INFORMATION SHOWN:
* * * * * * *

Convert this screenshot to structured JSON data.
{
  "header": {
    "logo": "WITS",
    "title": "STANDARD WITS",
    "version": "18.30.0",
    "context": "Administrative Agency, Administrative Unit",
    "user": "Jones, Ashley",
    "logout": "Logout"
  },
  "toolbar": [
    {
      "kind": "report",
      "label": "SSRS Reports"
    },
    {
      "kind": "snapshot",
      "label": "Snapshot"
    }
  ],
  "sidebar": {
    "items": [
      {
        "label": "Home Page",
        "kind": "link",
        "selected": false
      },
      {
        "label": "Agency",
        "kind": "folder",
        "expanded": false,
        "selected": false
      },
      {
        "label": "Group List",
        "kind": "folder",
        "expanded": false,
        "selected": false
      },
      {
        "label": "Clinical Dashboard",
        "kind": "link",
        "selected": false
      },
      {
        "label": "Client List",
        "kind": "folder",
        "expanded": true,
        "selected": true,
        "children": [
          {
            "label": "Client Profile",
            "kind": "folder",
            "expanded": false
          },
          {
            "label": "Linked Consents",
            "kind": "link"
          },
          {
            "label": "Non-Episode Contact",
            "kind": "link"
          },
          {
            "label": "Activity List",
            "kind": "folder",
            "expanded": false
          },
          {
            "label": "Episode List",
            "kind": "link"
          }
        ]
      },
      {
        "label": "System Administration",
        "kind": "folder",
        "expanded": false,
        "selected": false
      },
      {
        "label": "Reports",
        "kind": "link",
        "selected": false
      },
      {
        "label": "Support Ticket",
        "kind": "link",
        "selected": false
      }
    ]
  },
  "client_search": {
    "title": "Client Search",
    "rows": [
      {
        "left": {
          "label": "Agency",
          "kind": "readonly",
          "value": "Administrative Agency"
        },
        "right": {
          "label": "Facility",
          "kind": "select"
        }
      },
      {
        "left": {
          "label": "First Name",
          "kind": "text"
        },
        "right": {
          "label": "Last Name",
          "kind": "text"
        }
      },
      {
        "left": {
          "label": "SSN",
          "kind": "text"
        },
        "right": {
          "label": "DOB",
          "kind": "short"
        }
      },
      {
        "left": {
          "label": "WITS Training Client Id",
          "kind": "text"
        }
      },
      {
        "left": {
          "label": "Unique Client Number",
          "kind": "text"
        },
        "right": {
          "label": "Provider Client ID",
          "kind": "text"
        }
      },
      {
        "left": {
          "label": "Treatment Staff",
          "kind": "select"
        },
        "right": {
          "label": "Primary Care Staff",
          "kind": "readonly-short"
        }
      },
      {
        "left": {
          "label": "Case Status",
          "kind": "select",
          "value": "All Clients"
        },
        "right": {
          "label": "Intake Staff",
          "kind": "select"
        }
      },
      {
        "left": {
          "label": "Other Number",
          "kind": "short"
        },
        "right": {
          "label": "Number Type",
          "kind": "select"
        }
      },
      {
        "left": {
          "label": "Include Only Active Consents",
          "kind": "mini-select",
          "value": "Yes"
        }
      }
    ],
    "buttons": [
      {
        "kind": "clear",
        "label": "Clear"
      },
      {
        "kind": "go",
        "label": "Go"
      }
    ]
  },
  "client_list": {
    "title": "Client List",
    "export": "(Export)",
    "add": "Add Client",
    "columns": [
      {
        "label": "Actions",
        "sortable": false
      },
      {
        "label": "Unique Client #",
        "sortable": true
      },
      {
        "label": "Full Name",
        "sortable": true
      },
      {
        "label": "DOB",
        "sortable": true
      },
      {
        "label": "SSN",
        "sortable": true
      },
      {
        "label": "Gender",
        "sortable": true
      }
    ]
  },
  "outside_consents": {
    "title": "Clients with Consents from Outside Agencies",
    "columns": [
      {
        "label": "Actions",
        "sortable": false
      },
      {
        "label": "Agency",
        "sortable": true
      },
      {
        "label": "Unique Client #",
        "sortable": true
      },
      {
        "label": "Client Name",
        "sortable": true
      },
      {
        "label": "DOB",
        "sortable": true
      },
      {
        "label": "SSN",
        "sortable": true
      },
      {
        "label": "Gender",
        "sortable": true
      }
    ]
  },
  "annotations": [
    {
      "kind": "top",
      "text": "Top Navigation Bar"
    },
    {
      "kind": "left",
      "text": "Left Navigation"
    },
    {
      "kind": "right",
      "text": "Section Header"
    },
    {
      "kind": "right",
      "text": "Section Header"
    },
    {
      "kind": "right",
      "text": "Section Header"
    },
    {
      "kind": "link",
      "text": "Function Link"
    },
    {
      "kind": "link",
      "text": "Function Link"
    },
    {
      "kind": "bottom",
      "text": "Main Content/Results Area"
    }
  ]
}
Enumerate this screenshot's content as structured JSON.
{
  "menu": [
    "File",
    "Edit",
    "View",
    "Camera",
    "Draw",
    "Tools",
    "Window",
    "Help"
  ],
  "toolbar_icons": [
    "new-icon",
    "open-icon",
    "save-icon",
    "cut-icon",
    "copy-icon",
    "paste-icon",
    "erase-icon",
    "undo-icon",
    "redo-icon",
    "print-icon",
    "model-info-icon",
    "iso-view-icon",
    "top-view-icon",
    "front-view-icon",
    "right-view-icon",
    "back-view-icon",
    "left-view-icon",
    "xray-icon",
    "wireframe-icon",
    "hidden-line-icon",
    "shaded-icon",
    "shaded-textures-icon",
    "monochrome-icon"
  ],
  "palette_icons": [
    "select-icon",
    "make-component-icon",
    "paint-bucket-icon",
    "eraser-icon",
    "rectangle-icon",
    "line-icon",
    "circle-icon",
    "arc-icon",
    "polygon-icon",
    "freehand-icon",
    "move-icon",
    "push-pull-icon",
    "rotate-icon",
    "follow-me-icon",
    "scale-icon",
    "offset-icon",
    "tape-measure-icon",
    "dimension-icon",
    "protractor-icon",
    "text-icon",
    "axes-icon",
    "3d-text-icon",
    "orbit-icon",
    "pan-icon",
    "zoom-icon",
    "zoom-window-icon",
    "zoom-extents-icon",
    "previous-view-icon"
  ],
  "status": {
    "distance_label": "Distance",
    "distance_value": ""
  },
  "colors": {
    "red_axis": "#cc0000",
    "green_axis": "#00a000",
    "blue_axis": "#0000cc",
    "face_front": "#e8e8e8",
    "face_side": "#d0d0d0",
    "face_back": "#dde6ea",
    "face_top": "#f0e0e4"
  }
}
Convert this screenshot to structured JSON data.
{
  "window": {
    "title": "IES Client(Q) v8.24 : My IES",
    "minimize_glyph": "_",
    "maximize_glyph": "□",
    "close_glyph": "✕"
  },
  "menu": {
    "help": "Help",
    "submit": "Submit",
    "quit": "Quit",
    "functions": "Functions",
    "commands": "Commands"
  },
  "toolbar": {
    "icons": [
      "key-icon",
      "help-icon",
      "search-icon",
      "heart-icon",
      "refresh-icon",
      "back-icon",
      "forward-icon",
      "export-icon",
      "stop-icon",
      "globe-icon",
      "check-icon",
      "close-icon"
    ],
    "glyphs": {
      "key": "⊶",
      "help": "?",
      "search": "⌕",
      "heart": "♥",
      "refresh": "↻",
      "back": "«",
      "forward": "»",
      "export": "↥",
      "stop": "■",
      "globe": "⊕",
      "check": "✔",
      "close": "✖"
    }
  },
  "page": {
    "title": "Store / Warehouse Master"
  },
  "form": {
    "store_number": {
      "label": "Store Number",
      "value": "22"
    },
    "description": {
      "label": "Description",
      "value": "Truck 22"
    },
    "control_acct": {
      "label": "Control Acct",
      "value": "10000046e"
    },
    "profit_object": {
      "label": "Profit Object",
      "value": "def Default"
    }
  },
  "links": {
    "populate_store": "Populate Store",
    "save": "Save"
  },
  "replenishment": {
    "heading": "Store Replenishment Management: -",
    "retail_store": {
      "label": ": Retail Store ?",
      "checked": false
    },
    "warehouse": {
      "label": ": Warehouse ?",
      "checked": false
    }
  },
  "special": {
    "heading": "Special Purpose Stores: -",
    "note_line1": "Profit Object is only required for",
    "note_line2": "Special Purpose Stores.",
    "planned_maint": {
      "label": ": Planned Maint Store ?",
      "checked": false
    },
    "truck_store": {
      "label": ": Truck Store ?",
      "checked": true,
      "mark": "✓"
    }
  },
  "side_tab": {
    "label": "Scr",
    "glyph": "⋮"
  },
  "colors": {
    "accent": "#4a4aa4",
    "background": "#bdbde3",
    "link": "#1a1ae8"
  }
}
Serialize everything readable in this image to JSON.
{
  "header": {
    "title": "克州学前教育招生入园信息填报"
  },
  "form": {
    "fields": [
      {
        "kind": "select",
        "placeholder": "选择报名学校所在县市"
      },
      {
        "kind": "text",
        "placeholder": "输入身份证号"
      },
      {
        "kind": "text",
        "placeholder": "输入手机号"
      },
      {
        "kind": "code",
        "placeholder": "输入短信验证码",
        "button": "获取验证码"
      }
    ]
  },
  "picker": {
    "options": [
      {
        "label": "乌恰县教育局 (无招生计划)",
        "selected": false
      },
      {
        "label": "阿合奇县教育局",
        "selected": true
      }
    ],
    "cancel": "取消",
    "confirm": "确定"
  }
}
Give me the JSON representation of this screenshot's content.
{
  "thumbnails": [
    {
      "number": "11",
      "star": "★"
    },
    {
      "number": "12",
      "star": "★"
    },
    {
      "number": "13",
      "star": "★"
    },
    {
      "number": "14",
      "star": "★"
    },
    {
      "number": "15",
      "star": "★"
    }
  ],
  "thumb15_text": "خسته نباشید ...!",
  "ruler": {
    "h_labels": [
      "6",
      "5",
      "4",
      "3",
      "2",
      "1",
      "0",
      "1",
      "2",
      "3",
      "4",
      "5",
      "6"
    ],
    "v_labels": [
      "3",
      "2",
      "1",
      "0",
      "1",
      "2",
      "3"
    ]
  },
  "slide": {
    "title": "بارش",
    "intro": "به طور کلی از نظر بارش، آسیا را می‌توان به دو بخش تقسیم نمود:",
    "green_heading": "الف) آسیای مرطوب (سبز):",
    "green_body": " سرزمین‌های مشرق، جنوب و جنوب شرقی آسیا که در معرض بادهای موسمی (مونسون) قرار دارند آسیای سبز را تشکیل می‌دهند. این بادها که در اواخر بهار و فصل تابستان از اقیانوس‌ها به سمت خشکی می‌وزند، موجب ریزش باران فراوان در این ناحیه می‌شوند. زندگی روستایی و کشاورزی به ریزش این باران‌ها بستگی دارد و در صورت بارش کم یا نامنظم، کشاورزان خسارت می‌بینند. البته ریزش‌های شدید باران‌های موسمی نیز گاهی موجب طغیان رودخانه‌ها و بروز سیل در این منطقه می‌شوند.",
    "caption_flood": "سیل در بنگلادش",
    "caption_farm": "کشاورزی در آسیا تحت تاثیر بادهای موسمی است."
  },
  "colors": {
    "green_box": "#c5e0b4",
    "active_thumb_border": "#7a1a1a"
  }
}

* * * * * * *

CHALLENGE:
Compute the number of lines above that contain the string "Staff". Reply with that value only.

OUTPUT FOR THIS EXERCISE:
3